Instructions for the task
Update the entries from the line that has "browser-view-options-label: Browser View" through the line that has "nav-item-options[interactable]: Options [5, 496, 173, 546]" by changing "[interactable]" to "[clickable]" and leaving everything else as is. Return only those lines.
****************
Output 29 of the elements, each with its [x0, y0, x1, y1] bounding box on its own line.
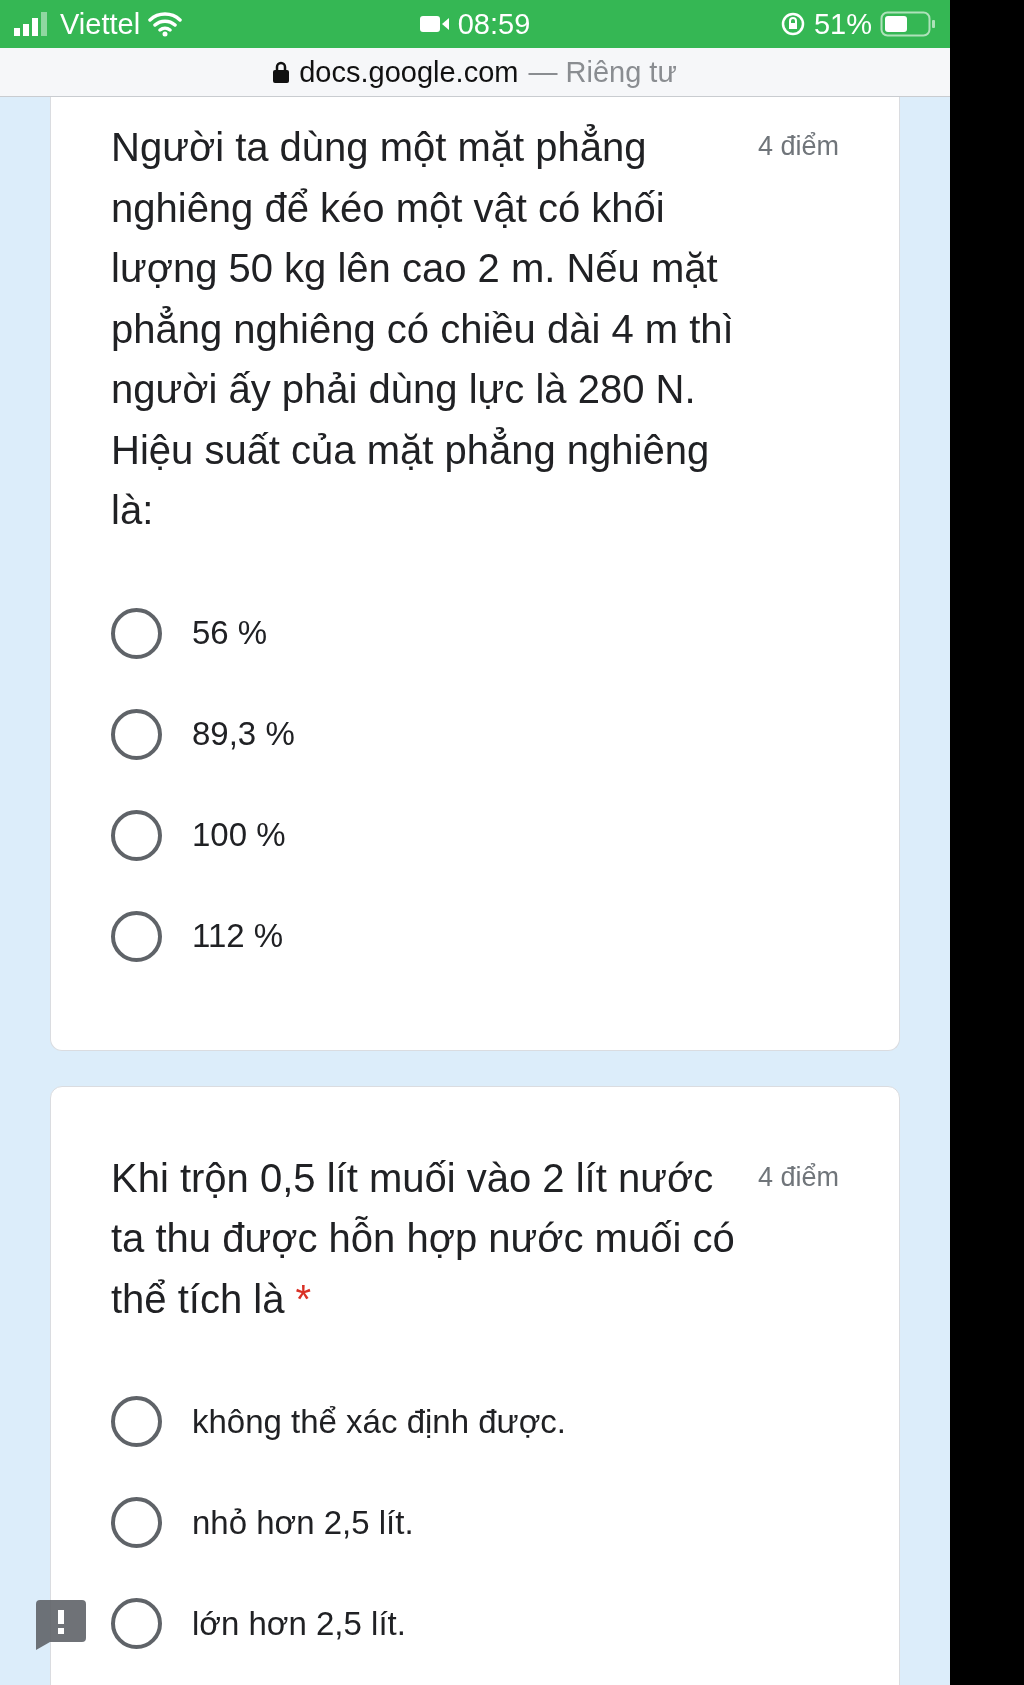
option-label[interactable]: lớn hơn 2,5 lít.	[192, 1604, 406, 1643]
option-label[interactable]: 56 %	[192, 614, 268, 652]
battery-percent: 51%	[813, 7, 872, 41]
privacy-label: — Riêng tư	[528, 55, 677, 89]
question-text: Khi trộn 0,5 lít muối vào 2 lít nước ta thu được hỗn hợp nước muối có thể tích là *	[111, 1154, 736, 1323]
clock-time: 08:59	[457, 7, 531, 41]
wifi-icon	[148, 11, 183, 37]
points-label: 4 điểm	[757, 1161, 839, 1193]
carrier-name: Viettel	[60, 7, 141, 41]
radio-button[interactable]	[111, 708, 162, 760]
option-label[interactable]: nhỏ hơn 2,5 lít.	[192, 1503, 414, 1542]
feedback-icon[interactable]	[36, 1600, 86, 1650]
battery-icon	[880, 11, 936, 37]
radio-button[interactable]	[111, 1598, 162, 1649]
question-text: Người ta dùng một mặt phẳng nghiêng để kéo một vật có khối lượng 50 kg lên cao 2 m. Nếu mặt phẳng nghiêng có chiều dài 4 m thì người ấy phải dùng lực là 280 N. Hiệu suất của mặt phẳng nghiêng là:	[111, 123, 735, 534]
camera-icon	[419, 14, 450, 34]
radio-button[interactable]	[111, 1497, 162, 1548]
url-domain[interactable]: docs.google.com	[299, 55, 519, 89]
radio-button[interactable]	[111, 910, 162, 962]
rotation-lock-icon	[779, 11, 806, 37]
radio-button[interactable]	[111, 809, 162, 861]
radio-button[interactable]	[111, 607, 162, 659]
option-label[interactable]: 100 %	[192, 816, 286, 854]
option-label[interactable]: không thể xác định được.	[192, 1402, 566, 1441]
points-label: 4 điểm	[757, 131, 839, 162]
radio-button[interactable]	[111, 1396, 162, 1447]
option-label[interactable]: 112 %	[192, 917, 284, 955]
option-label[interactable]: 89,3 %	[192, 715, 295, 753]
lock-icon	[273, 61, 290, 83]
****************
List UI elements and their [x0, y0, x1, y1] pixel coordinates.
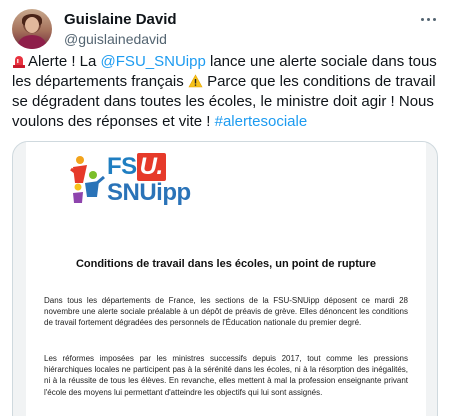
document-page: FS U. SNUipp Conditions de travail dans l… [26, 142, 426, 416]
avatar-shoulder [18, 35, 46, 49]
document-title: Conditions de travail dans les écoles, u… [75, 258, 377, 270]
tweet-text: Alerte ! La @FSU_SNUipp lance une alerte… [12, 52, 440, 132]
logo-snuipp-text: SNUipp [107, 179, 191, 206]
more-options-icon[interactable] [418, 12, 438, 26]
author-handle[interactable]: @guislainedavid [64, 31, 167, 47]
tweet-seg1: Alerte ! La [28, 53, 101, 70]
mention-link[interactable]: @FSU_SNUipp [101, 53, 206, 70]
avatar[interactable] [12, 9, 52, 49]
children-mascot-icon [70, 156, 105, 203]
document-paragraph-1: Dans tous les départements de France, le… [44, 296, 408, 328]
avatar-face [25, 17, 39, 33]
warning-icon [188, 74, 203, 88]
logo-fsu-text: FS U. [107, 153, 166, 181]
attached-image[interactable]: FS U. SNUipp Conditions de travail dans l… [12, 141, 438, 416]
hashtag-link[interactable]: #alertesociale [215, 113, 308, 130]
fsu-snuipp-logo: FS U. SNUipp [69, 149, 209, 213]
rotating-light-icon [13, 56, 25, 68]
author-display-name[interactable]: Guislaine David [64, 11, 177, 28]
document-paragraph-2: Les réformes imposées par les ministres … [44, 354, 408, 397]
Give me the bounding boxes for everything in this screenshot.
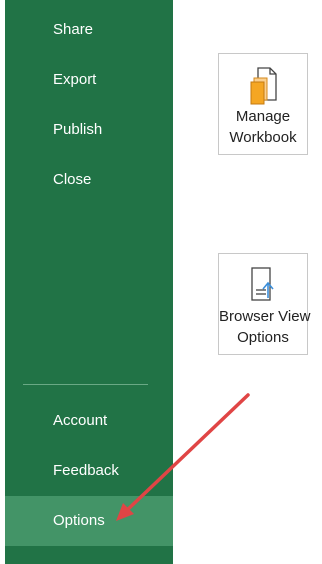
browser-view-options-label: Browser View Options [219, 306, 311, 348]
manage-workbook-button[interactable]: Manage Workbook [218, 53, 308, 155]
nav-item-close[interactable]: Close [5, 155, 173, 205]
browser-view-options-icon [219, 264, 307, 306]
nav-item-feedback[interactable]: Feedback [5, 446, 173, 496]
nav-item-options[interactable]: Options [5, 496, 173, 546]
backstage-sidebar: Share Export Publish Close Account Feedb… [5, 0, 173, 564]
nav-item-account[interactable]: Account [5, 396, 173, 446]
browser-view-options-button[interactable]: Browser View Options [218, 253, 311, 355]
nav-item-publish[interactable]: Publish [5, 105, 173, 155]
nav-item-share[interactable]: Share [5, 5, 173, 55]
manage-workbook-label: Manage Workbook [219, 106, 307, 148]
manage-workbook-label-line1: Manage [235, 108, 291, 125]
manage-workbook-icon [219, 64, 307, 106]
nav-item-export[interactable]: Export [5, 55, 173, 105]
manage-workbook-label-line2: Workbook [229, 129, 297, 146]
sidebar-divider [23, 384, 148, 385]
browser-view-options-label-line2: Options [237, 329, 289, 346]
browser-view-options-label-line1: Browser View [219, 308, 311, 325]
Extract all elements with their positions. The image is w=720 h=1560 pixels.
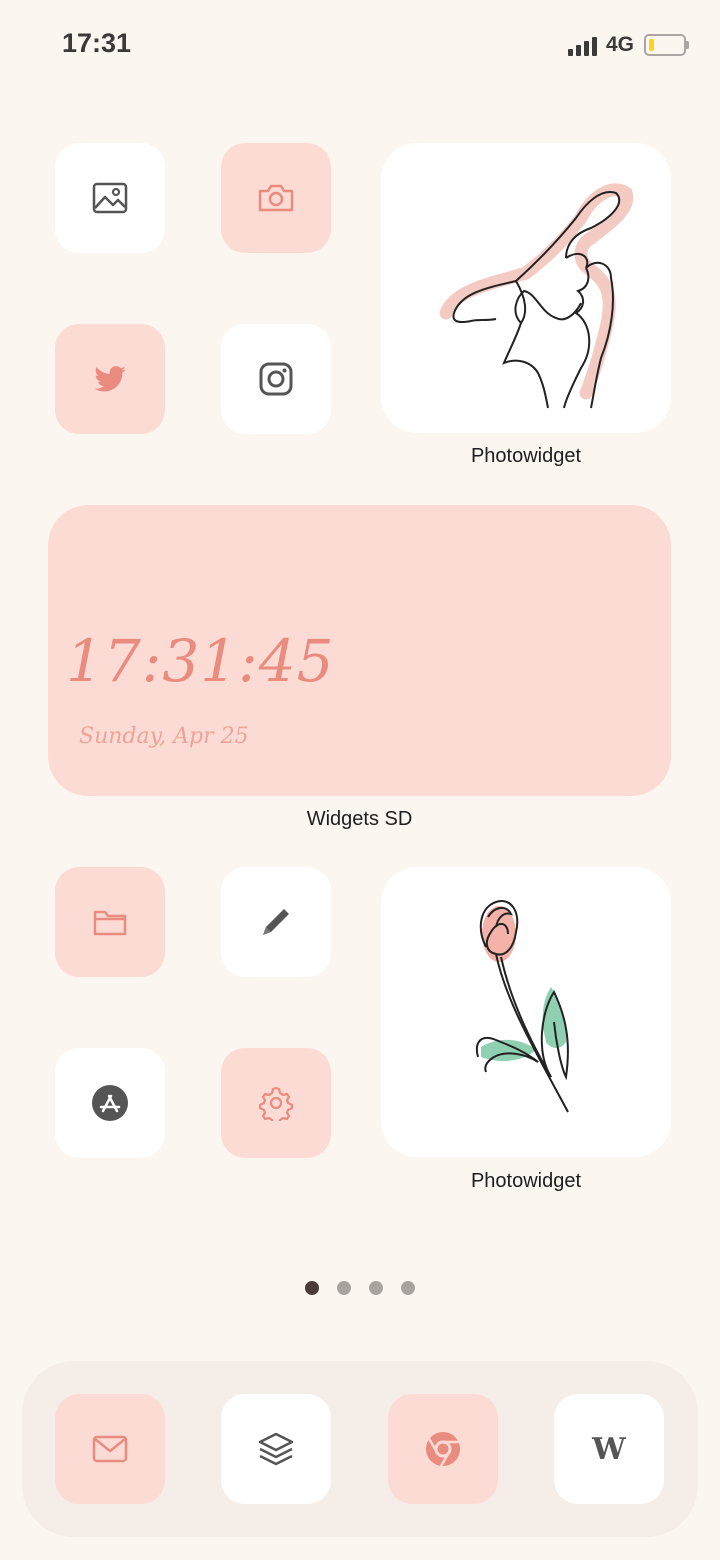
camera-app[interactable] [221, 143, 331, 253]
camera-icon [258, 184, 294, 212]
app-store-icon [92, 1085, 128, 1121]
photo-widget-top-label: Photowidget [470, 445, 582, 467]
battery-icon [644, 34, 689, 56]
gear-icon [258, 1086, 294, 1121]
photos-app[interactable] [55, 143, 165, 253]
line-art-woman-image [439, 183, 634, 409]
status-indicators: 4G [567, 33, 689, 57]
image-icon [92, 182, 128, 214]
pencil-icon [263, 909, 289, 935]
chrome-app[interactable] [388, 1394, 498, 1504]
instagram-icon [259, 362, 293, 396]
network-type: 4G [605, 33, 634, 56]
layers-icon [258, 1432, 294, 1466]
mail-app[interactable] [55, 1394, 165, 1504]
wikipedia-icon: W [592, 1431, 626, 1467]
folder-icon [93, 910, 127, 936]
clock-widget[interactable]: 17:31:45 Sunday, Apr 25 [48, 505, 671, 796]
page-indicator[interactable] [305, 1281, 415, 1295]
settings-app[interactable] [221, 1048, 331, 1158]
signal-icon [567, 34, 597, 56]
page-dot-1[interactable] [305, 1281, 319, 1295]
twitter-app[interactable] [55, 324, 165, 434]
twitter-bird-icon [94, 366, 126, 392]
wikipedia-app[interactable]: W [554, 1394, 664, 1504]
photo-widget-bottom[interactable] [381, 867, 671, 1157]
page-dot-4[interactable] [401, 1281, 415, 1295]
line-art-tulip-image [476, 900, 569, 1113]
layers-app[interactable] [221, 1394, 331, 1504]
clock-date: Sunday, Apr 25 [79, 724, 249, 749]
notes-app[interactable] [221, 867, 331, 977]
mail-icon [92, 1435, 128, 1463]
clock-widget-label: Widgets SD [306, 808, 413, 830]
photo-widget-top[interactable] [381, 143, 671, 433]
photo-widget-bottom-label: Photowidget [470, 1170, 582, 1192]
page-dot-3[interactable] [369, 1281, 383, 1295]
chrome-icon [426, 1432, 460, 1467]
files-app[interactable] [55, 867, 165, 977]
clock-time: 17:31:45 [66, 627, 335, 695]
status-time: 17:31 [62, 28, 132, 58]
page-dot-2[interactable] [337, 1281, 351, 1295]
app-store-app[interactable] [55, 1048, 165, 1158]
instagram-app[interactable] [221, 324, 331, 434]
****************
Written solution
browser-view-options-label: Browser View Options [219, 306, 311, 348]
manage-workbook-button[clickable]: Manage Workbook [218, 53, 308, 155]
nav-item-close[clickable]: Close [5, 155, 173, 205]
browser-view-options-icon [219, 264, 307, 306]
nav-item-feedback[clickable]: Feedback [5, 446, 173, 496]
nav-item-options[clickable]: Options [5, 496, 173, 546]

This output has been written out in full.